→ **THE PROBLEM**
Transcribe the records that follow exactly. Skip the pictures.

→ **RAW DATA**
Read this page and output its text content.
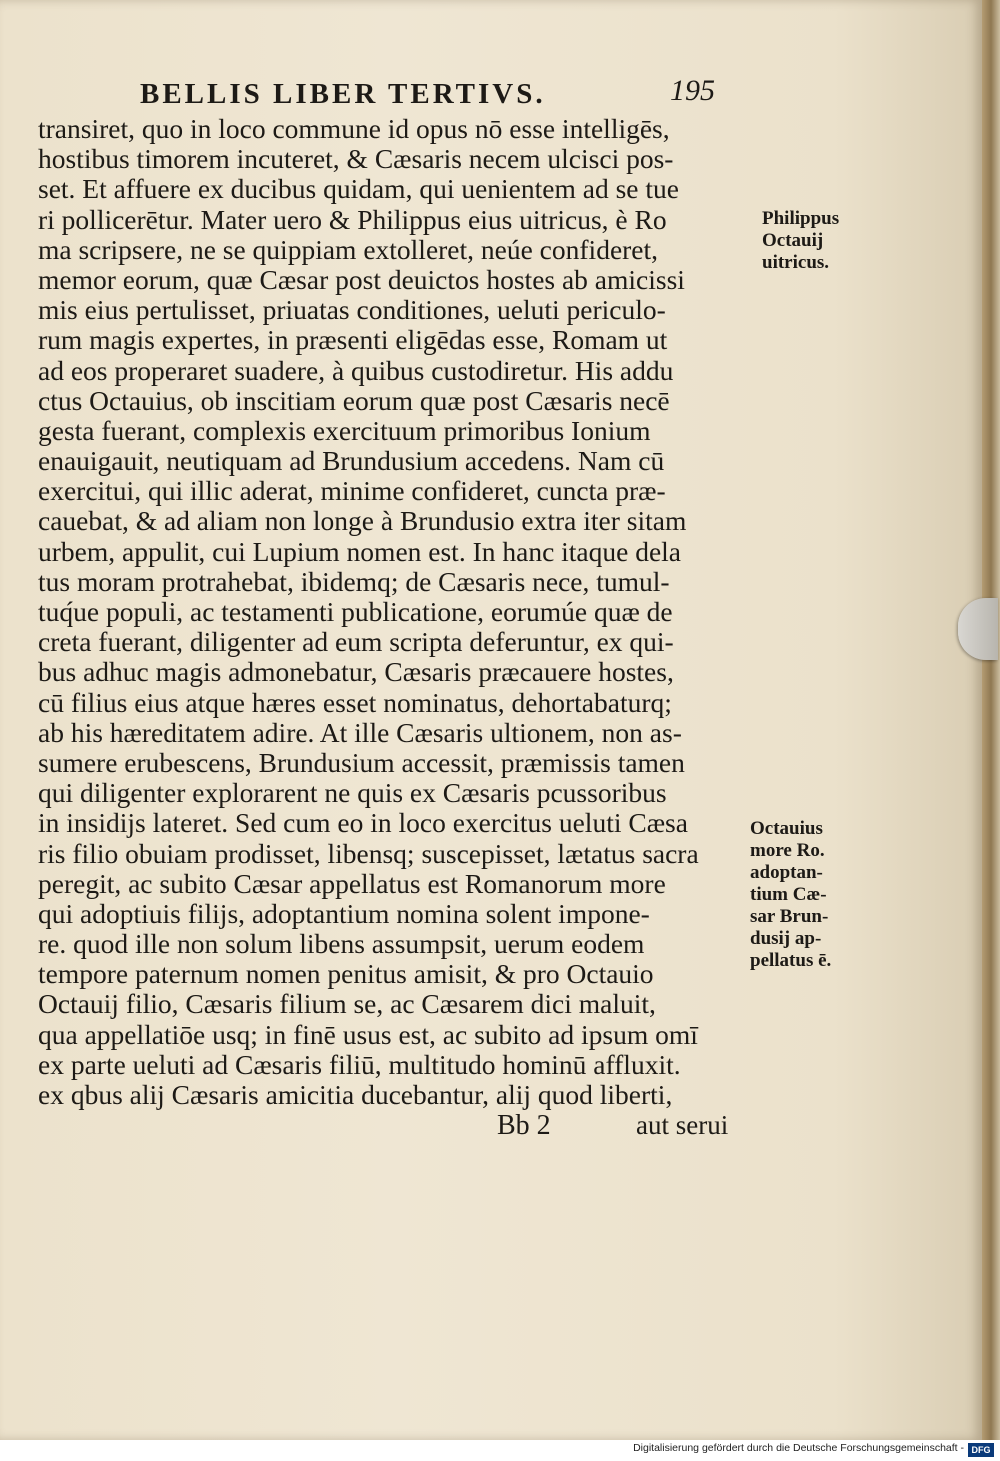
BELLIS LIBER TERTIVS.	195
transiret, quo in loco commune id opus nō esse intelligēs,
hostibus timorem incuteret, & Cæsaris necem ulcisci pos-
set. Et affuere ex ducibus quidam, qui uenientem ad se tue
ri pollicerētur. Mater uero & Philippus eius uitricus, è Ro
ma scripsere, ne se quippiam extolleret, neúe confideret,
memor eorum, quæ Cæsar post deuictos hostes ab amicissi
mis eius pertulisset, priuatas conditiones, ueluti periculo-
rum magis expertes, in præsenti eligēdas esse, Romam ut
ad eos properaret suadere, à quibus custodiretur. His addu
ctus Octauius, ob inscitiam eorum quæ post Cæsaris necē
gesta fuerant, complexis exercituum primoribus Ionium
enauigauit, neutiquam ad Brundusium accedens. Nam cū
exercitui, qui illic aderat, minime confideret, cuncta præ-
cauebat, & ad aliam non longe à Brundusio extra iter sitam
urbem, appulit, cui Lupium nomen est. In hanc itaque dela
tus moram protrahebat, ibidemq; de Cæsaris nece, tumul-
tuq́ue populi, ac testamenti publicatione, eorumúe quæ de
creta fuerant, diligenter ad eum scripta deferuntur, ex qui-
bus adhuc magis admonebatur, Cæsaris præcauere hostes,
cū filius eius atque hæres esset nominatus, dehortabaturq;
ab his hæreditatem adire. At ille Cæsaris ultionem, non as-
sumere erubescens, Brundusium accessit, præmissis tamen
qui diligenter explorarent ne quis ex Cæsaris pcussoribus
in insidijs lateret. Sed cum eo in loco exercitus ueluti Cæsa
ris filio obuiam prodisset, libensq; suscepisset, lætatus sacra
peregit, ac subito Cæsar appellatus est Romanorum more
qui adoptiuis filijs, adoptantium nomina solent impone-
re. quod ille non solum libens assumpsit, uerum eodem
tempore paternum nomen penitus amisit, & pro Octauio
Octauij filio, Cæsaris filium se, ac Cæsarem dici maluit,
qua appellatiōe usq; in finē usus est, ac subito ad ipsum omī
ex parte ueluti ad Cæsaris filiū, multitudo hominū affluxit.
ex qbus alij Cæsaris amicitia ducebantur, alij quod liberti,
Philippus
Octauij
uitricus.
Octauius
more Ro.
adoptan-
tium Cæ-
sar Brun-
dusij ap-
pellatus ē.
Bb 2	aut serui
Digitalisierung gefördert durch die Deutsche Forschungsgemeinschaft - DFG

→ **RESPONSE TO THIS EXERCISE**
Read this page and output its text content.
BELLIS LIBER TERTIVS.	195
transiret, quo in loco commune id opus nō esse intelligēs,
hostibus timorem incuteret, & Cæsaris necem ulcisci pos-
set. Et affuere ex ducibus quidam, qui uenientem ad se tue
ri pollicerētur. Mater uero & Philippus eius uitricus, è Ro
ma scripsere, ne se quippiam extolleret, neúe confideret,
memor eorum, quæ Cæsar post deuictos hostes ab amicissi
mis eius pertulisset, priuatas conditiones, ueluti periculo-
rum magis expertes, in præsenti eligēdas esse, Romam ut
ad eos properaret suadere, à quibus custodiretur. His addu
ctus Octauius, ob inscitiam eorum quæ post Cæsaris necē
gesta fuerant, complexis exercituum primoribus Ionium
enauigauit, neutiquam ad Brundusium accedens. Nam cū
exercitui, qui illic aderat, minime confideret, cuncta præ-
cauebat, & ad aliam non longe à Brundusio extra iter sitam
urbem, appulit, cui Lupium nomen est. In hanc itaque dela
tus moram protrahebat, ibidemq; de Cæsaris nece, tumul-
tuq́ue populi, ac testamenti publicatione, eorumúe quæ de
creta fuerant, diligenter ad eum scripta deferuntur, ex qui-
bus adhuc magis admonebatur, Cæsaris præcauere hostes,
cū filius eius atque hæres esset nominatus, dehortabaturq;
ab his hæreditatem adire. At ille Cæsaris ultionem, non as-
sumere erubescens, Brundusium accessit, præmissis tamen
qui diligenter explorarent ne quis ex Cæsaris pcussoribus
in insidijs lateret. Sed cum eo in loco exercitus ueluti Cæsa
ris filio obuiam prodisset, libensq; suscepisset, lætatus sacra
peregit, ac subito Cæsar appellatus est Romanorum more
qui adoptiuis filijs, adoptantium nomina solent impone-
re. quod ille non solum libens assumpsit, uerum eodem
tempore paternum nomen penitus amisit, & pro Octauio
Octauij filio, Cæsaris filium se, ac Cæsarem dici maluit,
qua appellatiōe usq; in finē usus est, ac subito ad ipsum omī
ex parte ueluti ad Cæsaris filiū, multitudo hominū affluxit.
ex qbus alij Cæsaris amicitia ducebantur, alij quod liberti,
Philippus
Octauij
uitricus.
Octauius
more Ro.
adoptan-
tium Cæ-
sar Brun-
dusij ap-
pellatus ē.
Bb 2	aut serui
Digitalisierung gefördert durch die Deutsche Forschungsgemeinschaft - DFG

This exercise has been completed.